● **WRITTEN PROBLEM**
Can you turn the records below, beginning at their first line and stopping after the line that contains "308, 124, 325]", into a JSON list of strings with one string per line and blank lines left out?
-- start --
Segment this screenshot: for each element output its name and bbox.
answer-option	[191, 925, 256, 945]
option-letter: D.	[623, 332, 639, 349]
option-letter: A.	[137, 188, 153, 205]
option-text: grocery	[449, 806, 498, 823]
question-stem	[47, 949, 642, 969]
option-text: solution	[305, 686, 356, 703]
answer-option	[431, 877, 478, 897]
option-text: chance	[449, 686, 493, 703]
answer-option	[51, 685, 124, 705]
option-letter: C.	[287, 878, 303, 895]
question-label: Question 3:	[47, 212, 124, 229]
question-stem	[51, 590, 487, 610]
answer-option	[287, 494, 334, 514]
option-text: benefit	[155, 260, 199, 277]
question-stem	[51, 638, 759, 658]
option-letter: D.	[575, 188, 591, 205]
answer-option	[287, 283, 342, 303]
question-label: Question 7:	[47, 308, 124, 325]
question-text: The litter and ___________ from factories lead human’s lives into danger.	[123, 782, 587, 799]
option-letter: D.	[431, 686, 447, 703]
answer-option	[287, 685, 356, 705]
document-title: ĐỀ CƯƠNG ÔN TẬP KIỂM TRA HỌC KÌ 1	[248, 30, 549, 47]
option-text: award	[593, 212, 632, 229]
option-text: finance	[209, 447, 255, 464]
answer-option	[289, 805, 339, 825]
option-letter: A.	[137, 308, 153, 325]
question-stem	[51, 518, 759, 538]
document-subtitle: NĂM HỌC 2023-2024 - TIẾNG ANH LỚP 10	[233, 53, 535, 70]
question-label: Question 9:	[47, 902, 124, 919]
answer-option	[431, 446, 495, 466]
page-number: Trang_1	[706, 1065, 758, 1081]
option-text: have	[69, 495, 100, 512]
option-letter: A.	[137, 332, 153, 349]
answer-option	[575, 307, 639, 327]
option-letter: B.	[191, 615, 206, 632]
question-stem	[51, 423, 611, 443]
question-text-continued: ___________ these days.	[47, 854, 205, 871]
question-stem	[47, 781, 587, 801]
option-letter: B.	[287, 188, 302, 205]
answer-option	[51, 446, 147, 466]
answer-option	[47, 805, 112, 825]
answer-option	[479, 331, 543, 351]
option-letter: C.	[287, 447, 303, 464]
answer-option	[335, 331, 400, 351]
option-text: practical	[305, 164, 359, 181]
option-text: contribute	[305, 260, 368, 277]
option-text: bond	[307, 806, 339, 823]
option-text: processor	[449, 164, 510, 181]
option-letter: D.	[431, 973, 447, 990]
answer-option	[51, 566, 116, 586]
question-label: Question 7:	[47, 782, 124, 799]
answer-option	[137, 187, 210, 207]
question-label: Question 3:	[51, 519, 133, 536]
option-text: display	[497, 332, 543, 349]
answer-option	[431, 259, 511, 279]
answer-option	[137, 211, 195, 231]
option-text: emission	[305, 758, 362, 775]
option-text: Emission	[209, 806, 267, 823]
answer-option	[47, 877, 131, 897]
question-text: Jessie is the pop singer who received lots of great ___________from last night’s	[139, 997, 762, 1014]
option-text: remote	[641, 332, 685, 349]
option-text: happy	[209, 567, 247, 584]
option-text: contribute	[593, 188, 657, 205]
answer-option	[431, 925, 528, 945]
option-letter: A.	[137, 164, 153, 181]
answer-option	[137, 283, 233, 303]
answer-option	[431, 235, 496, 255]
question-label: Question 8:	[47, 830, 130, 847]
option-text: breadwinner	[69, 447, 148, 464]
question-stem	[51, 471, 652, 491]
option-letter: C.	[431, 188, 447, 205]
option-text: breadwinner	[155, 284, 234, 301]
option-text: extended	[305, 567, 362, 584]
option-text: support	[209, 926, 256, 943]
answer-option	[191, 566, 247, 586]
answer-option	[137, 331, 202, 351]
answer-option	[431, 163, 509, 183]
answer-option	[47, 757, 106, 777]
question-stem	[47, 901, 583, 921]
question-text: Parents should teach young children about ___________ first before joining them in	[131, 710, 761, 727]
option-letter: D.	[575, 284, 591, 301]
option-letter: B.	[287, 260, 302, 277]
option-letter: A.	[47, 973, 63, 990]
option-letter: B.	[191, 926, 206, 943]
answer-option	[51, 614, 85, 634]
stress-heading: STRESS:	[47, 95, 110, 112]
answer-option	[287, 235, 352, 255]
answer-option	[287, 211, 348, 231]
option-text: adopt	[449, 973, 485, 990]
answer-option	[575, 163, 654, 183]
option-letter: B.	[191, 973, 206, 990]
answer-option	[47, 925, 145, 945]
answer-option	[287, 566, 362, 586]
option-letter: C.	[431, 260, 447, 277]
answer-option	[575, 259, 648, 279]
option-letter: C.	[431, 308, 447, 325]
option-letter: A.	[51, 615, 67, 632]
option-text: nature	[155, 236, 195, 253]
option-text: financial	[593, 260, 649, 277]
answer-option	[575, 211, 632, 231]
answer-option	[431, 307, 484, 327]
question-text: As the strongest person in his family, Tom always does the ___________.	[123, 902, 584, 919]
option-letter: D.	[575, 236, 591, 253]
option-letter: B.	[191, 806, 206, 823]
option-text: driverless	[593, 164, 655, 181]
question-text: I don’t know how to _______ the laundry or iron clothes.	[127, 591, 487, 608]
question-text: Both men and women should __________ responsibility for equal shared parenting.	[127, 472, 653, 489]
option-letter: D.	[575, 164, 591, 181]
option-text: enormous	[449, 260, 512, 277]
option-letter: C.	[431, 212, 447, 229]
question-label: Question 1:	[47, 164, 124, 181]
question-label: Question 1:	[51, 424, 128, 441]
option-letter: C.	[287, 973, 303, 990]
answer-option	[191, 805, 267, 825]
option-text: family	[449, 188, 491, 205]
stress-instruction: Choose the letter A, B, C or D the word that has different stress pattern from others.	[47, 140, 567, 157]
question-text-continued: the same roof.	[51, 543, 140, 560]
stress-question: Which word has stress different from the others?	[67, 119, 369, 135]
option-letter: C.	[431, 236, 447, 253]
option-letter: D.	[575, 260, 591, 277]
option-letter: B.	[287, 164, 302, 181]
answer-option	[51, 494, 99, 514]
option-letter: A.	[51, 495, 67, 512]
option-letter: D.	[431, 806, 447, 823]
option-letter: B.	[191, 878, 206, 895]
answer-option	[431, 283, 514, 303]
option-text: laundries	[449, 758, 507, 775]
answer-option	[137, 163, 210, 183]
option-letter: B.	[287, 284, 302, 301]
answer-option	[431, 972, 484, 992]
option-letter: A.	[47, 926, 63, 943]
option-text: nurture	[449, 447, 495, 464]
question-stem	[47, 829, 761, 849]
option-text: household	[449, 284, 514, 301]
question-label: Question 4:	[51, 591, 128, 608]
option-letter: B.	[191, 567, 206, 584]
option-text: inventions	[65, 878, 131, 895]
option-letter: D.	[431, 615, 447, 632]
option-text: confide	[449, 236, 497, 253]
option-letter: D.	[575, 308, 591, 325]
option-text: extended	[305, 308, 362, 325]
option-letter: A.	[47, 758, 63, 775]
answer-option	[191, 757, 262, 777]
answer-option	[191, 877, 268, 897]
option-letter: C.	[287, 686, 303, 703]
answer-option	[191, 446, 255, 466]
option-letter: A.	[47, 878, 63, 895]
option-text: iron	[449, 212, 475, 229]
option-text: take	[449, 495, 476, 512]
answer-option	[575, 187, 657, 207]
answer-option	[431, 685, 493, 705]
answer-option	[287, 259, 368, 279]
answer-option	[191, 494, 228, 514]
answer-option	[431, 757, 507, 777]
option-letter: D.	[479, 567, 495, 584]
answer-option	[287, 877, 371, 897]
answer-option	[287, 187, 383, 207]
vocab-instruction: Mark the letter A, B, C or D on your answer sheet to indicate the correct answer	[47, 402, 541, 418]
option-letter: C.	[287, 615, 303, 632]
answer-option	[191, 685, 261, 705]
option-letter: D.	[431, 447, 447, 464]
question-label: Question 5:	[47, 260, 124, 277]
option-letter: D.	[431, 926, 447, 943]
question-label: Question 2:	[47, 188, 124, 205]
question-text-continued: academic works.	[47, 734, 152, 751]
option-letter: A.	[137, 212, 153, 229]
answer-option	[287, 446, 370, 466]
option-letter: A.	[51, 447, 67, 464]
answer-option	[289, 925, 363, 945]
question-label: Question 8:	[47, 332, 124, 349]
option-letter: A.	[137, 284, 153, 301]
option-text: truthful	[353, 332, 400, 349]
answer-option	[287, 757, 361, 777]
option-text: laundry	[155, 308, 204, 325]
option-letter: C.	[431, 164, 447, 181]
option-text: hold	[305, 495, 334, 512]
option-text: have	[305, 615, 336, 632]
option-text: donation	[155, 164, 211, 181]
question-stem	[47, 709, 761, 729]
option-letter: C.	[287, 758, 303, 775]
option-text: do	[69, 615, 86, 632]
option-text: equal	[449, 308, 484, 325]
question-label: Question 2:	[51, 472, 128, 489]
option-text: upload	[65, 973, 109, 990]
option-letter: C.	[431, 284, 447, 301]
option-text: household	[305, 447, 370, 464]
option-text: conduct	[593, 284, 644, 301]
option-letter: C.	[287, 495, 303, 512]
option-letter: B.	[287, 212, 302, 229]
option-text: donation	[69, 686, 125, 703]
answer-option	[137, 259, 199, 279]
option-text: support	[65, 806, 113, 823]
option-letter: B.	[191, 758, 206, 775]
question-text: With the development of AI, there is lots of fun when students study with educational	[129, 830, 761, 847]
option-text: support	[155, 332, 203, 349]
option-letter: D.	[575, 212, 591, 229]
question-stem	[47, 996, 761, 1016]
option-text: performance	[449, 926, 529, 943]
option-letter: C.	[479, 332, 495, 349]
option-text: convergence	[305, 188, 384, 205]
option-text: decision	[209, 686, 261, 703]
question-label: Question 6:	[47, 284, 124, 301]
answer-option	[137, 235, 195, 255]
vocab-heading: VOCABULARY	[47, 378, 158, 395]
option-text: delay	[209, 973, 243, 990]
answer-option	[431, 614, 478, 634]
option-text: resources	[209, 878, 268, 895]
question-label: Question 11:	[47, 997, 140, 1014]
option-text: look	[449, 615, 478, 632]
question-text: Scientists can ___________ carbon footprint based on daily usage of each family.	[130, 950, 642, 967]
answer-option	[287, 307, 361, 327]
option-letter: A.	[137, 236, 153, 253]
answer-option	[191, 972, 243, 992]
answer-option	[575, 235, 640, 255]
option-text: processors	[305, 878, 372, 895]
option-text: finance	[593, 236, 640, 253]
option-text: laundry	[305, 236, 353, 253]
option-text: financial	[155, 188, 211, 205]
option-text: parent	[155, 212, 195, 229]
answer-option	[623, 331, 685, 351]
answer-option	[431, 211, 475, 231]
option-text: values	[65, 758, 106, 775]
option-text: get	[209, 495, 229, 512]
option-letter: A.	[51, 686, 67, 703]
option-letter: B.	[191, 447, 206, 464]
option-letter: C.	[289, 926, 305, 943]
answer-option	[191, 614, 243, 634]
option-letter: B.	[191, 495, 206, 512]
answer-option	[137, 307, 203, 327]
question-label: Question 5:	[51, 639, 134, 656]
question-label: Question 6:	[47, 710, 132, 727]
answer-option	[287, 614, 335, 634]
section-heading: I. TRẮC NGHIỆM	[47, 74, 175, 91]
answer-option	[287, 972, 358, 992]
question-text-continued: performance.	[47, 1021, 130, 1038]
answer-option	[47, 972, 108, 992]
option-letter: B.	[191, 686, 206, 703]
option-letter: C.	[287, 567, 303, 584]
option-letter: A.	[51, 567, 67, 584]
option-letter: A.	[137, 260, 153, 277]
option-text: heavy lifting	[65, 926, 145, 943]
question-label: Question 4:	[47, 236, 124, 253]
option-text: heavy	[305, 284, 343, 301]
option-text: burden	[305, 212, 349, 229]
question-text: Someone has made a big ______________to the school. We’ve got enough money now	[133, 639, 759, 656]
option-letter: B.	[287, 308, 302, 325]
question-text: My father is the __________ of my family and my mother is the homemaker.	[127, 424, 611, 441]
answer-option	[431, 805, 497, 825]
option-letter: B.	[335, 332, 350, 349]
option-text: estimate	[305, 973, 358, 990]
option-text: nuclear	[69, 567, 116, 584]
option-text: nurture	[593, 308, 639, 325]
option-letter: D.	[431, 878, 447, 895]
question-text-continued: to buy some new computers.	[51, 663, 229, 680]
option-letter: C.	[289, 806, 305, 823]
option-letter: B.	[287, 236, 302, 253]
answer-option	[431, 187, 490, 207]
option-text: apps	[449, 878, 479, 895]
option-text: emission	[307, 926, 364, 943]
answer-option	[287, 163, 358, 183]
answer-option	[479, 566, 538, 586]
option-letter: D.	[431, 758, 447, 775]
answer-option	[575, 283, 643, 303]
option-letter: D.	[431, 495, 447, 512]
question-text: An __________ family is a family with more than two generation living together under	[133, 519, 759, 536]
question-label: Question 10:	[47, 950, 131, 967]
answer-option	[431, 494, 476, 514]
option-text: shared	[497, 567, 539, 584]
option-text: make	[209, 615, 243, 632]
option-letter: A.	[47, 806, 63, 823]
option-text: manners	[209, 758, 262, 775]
-- end --
● **THE RESPONSE**
[
  "Segment this screenshot: for each element output its name and bbox.",
  "answer-option\t[191, 925, 256, 945]",
  "option-letter: D.\t[623, 332, 639, 349]",
  "option-letter: A.\t[137, 188, 153, 205]",
  "option-text: grocery\t[449, 806, 498, 823]",
  "question-stem\t[47, 949, 642, 969]",
  "option-text: solution\t[305, 686, 356, 703]",
  "answer-option\t[431, 877, 478, 897]",
  "option-text: chance\t[449, 686, 493, 703]",
  "answer-option\t[51, 685, 124, 705]",
  "option-letter: C.\t[287, 878, 303, 895]",
  "question-label: Question 3:\t[47, 212, 124, 229]",
  "question-stem\t[51, 590, 487, 610]",
  "answer-option\t[287, 494, 334, 514]",
  "option-text: benefit\t[155, 260, 199, 277]",
  "question-stem\t[51, 638, 759, 658]",
  "option-letter: D.\t[575, 188, 591, 205]",
  "answer-option\t[287, 283, 342, 303]",
  "question-label: Question 7:\t[47, 308, 124, 325]"
]